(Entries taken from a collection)
----
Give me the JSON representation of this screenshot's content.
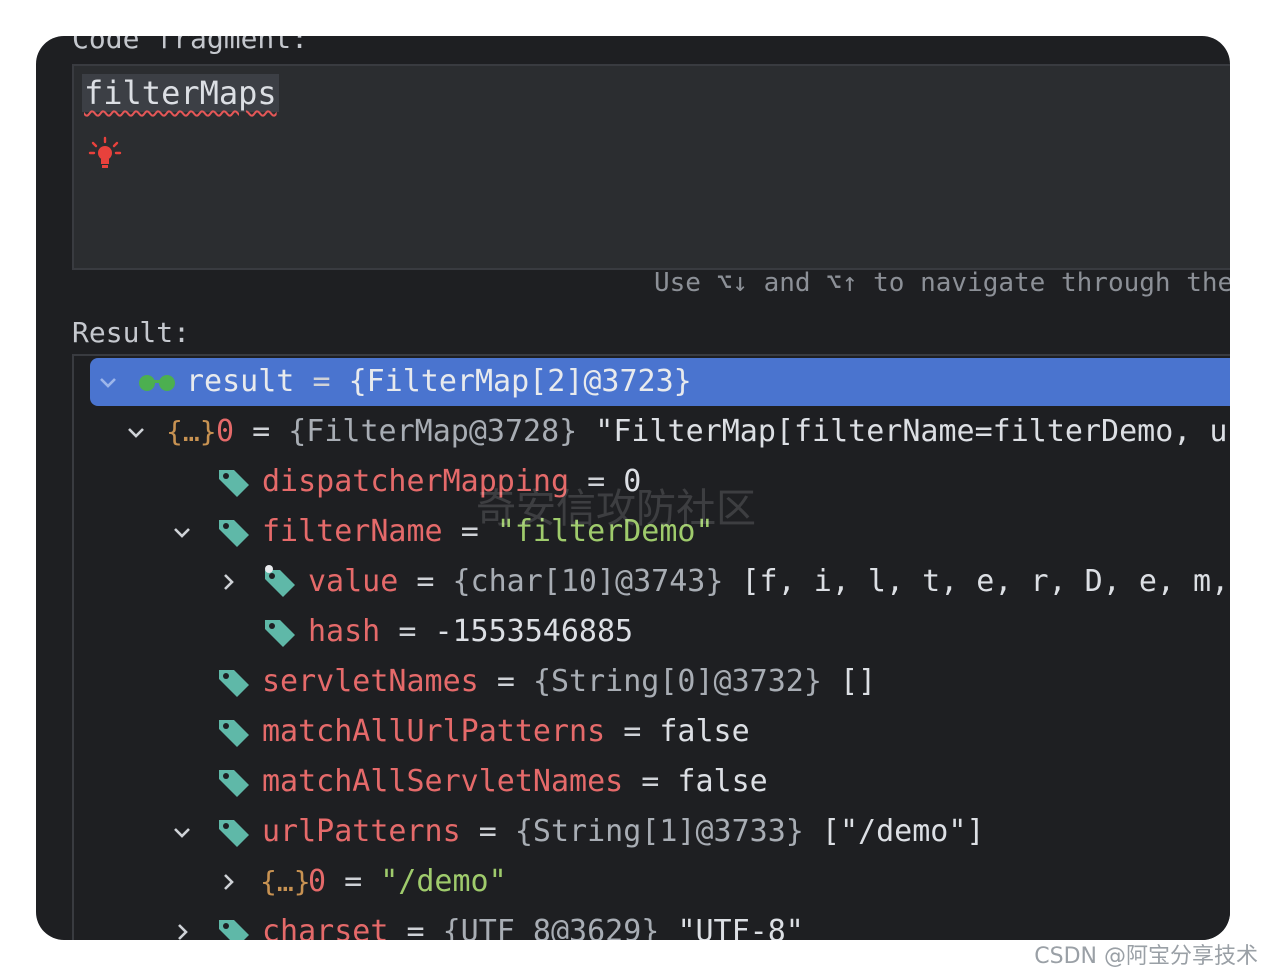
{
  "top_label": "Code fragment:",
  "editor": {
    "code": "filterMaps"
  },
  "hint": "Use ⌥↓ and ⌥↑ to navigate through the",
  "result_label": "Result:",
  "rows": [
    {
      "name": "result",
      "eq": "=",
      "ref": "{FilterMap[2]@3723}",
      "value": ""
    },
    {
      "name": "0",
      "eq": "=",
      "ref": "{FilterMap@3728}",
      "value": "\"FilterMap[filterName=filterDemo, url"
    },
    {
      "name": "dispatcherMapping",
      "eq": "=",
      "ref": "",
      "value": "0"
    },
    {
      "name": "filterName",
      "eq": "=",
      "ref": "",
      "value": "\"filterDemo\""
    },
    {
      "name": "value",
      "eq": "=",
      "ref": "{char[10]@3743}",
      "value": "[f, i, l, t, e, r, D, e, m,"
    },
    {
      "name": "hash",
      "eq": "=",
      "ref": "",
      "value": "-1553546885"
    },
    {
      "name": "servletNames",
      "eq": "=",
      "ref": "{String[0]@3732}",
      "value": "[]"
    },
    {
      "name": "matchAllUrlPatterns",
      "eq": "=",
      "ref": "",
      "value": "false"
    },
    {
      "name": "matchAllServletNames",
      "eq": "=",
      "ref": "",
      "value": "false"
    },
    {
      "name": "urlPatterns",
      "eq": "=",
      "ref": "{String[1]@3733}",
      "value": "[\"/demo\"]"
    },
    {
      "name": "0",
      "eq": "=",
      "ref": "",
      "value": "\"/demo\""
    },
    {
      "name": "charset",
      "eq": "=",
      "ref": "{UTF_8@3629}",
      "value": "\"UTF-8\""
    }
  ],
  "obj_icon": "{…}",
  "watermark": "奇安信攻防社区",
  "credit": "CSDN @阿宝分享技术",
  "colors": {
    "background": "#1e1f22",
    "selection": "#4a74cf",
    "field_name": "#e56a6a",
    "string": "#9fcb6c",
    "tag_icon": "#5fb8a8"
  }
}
----
REQUIRED WORK: Using the material above, set down every line exactly, but skip the pictures.

ANSWER BELOW:
Give me the JSON representation of this screenshot's content.
{
  "top_label": "Code fragment:",
  "editor": {
    "code": "filterMaps"
  },
  "hint": "Use ⌥↓ and ⌥↑ to navigate through the",
  "result_label": "Result:",
  "rows": [
    {
      "name": "result",
      "eq": "=",
      "ref": "{FilterMap[2]@3723}",
      "value": ""
    },
    {
      "name": "0",
      "eq": "=",
      "ref": "{FilterMap@3728}",
      "value": "\"FilterMap[filterName=filterDemo, url"
    },
    {
      "name": "dispatcherMapping",
      "eq": "=",
      "ref": "",
      "value": "0"
    },
    {
      "name": "filterName",
      "eq": "=",
      "ref": "",
      "value": "\"filterDemo\""
    },
    {
      "name": "value",
      "eq": "=",
      "ref": "{char[10]@3743}",
      "value": "[f, i, l, t, e, r, D, e, m,"
    },
    {
      "name": "hash",
      "eq": "=",
      "ref": "",
      "value": "-1553546885"
    },
    {
      "name": "servletNames",
      "eq": "=",
      "ref": "{String[0]@3732}",
      "value": "[]"
    },
    {
      "name": "matchAllUrlPatterns",
      "eq": "=",
      "ref": "",
      "value": "false"
    },
    {
      "name": "matchAllServletNames",
      "eq": "=",
      "ref": "",
      "value": "false"
    },
    {
      "name": "urlPatterns",
      "eq": "=",
      "ref": "{String[1]@3733}",
      "value": "[\"/demo\"]"
    },
    {
      "name": "0",
      "eq": "=",
      "ref": "",
      "value": "\"/demo\""
    },
    {
      "name": "charset",
      "eq": "=",
      "ref": "{UTF_8@3629}",
      "value": "\"UTF-8\""
    }
  ],
  "obj_icon": "{…}",
  "watermark": "奇安信攻防社区",
  "credit": "CSDN @阿宝分享技术",
  "colors": {
    "background": "#1e1f22",
    "selection": "#4a74cf",
    "field_name": "#e56a6a",
    "string": "#9fcb6c",
    "tag_icon": "#5fb8a8"
  }
}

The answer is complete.